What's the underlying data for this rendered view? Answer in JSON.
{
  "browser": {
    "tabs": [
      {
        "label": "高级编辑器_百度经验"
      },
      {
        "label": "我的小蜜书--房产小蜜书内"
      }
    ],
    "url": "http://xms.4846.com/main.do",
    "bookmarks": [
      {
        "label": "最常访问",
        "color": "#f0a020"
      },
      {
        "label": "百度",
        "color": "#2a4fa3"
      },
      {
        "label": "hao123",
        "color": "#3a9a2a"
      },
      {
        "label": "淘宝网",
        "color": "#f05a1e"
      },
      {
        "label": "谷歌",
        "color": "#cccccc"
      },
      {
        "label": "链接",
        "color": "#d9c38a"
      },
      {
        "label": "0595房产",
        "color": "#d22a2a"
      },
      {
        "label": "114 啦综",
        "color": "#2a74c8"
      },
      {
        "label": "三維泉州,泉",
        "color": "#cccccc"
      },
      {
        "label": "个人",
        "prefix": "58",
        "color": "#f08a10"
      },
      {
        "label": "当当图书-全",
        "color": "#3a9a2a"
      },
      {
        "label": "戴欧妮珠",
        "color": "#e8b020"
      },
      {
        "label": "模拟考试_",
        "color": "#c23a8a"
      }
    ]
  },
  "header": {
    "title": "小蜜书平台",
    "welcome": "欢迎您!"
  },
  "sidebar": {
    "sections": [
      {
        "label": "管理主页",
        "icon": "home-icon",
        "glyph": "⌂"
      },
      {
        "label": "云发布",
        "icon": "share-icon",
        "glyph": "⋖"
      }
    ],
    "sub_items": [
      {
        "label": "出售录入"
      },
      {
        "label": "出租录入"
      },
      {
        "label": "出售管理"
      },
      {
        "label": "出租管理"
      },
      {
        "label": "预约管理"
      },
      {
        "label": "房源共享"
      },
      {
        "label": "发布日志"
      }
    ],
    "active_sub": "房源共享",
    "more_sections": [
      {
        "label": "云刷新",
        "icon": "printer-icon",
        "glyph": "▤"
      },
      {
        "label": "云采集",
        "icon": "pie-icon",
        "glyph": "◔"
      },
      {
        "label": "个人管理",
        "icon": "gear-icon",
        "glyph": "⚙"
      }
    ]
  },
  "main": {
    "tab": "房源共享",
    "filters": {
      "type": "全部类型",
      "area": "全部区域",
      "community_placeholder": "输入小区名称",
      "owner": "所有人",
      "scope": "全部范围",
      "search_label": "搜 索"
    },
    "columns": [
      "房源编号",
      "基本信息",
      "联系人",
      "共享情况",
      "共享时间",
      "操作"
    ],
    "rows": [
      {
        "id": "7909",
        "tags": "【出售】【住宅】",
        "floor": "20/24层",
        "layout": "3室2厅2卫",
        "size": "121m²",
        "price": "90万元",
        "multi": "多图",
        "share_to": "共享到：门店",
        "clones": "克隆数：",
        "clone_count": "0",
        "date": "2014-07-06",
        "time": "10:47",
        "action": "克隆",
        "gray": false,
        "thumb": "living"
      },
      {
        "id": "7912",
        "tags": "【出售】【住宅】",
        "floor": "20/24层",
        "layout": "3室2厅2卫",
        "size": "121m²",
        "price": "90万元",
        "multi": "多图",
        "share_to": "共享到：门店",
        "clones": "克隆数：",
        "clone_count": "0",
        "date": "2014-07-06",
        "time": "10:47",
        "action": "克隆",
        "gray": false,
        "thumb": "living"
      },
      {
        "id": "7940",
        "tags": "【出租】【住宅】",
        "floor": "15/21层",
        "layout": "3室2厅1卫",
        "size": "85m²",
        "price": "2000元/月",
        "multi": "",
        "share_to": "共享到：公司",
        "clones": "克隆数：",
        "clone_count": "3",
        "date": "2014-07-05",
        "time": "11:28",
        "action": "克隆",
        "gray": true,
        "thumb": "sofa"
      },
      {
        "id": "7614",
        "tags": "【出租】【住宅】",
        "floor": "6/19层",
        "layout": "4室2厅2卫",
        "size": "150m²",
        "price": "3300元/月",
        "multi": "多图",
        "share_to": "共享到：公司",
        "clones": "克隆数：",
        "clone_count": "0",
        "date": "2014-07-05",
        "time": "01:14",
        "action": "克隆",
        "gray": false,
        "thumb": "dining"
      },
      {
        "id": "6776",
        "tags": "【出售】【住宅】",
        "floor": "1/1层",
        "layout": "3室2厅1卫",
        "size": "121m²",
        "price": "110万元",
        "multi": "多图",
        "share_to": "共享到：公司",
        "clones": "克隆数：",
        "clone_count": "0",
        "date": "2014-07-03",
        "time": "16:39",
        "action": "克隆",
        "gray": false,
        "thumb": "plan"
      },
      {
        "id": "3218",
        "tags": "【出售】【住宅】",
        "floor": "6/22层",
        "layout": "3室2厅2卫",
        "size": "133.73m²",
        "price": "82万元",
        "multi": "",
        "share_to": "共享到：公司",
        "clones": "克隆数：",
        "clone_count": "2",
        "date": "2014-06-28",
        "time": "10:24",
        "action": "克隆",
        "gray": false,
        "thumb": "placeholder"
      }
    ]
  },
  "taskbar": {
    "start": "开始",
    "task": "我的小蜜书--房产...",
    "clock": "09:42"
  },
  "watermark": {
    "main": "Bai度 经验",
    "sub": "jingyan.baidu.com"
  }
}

------------------------

• **EXERCISE DESCRIPTION**:
Hand back the material above in full, exactly as written.

• **EXPECTED ANSWER**:
What's the underlying data for this rendered view? Answer in JSON.
{
  "browser": {
    "tabs": [
      {
        "label": "高级编辑器_百度经验"
      },
      {
        "label": "我的小蜜书--房产小蜜书内"
      }
    ],
    "url": "http://xms.4846.com/main.do",
    "bookmarks": [
      {
        "label": "最常访问",
        "color": "#f0a020"
      },
      {
        "label": "百度",
        "color": "#2a4fa3"
      },
      {
        "label": "hao123",
        "color": "#3a9a2a"
      },
      {
        "label": "淘宝网",
        "color": "#f05a1e"
      },
      {
        "label": "谷歌",
        "color": "#cccccc"
      },
      {
        "label": "链接",
        "color": "#d9c38a"
      },
      {
        "label": "0595房产",
        "color": "#d22a2a"
      },
      {
        "label": "114 啦综",
        "color": "#2a74c8"
      },
      {
        "label": "三維泉州,泉",
        "color": "#cccccc"
      },
      {
        "label": "个人",
        "prefix": "58",
        "color": "#f08a10"
      },
      {
        "label": "当当图书-全",
        "color": "#3a9a2a"
      },
      {
        "label": "戴欧妮珠",
        "color": "#e8b020"
      },
      {
        "label": "模拟考试_",
        "color": "#c23a8a"
      }
    ]
  },
  "header": {
    "title": "小蜜书平台",
    "welcome": "欢迎您!"
  },
  "sidebar": {
    "sections": [
      {
        "label": "管理主页",
        "icon": "home-icon",
        "glyph": "⌂"
      },
      {
        "label": "云发布",
        "icon": "share-icon",
        "glyph": "⋖"
      }
    ],
    "sub_items": [
      {
        "label": "出售录入"
      },
      {
        "label": "出租录入"
      },
      {
        "label": "出售管理"
      },
      {
        "label": "出租管理"
      },
      {
        "label": "预约管理"
      },
      {
        "label": "房源共享"
      },
      {
        "label": "发布日志"
      }
    ],
    "active_sub": "房源共享",
    "more_sections": [
      {
        "label": "云刷新",
        "icon": "printer-icon",
        "glyph": "▤"
      },
      {
        "label": "云采集",
        "icon": "pie-icon",
        "glyph": "◔"
      },
      {
        "label": "个人管理",
        "icon": "gear-icon",
        "glyph": "⚙"
      }
    ]
  },
  "main": {
    "tab": "房源共享",
    "filters": {
      "type": "全部类型",
      "area": "全部区域",
      "community_placeholder": "输入小区名称",
      "owner": "所有人",
      "scope": "全部范围",
      "search_label": "搜 索"
    },
    "columns": [
      "房源编号",
      "基本信息",
      "联系人",
      "共享情况",
      "共享时间",
      "操作"
    ],
    "rows": [
      {
        "id": "7909",
        "tags": "【出售】【住宅】",
        "floor": "20/24层",
        "layout": "3室2厅2卫",
        "size": "121m²",
        "price": "90万元",
        "multi": "多图",
        "share_to": "共享到：门店",
        "clones": "克隆数：",
        "clone_count": "0",
        "date": "2014-07-06",
        "time": "10:47",
        "action": "克隆",
        "gray": false,
        "thumb": "living"
      },
      {
        "id": "7912",
        "tags": "【出售】【住宅】",
        "floor": "20/24层",
        "layout": "3室2厅2卫",
        "size": "121m²",
        "price": "90万元",
        "multi": "多图",
        "share_to": "共享到：门店",
        "clones": "克隆数：",
        "clone_count": "0",
        "date": "2014-07-06",
        "time": "10:47",
        "action": "克隆",
        "gray": false,
        "thumb": "living"
      },
      {
        "id": "7940",
        "tags": "【出租】【住宅】",
        "floor": "15/21层",
        "layout": "3室2厅1卫",
        "size": "85m²",
        "price": "2000元/月",
        "multi": "",
        "share_to": "共享到：公司",
        "clones": "克隆数：",
        "clone_count": "3",
        "date": "2014-07-05",
        "time": "11:28",
        "action": "克隆",
        "gray": true,
        "thumb": "sofa"
      },
      {
        "id": "7614",
        "tags": "【出租】【住宅】",
        "floor": "6/19层",
        "layout": "4室2厅2卫",
        "size": "150m²",
        "price": "3300元/月",
        "multi": "多图",
        "share_to": "共享到：公司",
        "clones": "克隆数：",
        "clone_count": "0",
        "date": "2014-07-05",
        "time": "01:14",
        "action": "克隆",
        "gray": false,
        "thumb": "dining"
      },
      {
        "id": "6776",
        "tags": "【出售】【住宅】",
        "floor": "1/1层",
        "layout": "3室2厅1卫",
        "size": "121m²",
        "price": "110万元",
        "multi": "多图",
        "share_to": "共享到：公司",
        "clones": "克隆数：",
        "clone_count": "0",
        "date": "2014-07-03",
        "time": "16:39",
        "action": "克隆",
        "gray": false,
        "thumb": "plan"
      },
      {
        "id": "3218",
        "tags": "【出售】【住宅】",
        "floor": "6/22层",
        "layout": "3室2厅2卫",
        "size": "133.73m²",
        "price": "82万元",
        "multi": "",
        "share_to": "共享到：公司",
        "clones": "克隆数：",
        "clone_count": "2",
        "date": "2014-06-28",
        "time": "10:24",
        "action": "克隆",
        "gray": false,
        "thumb": "placeholder"
      }
    ]
  },
  "taskbar": {
    "start": "开始",
    "task": "我的小蜜书--房产...",
    "clock": "09:42"
  },
  "watermark": {
    "main": "Bai度 经验",
    "sub": "jingyan.baidu.com"
  }
}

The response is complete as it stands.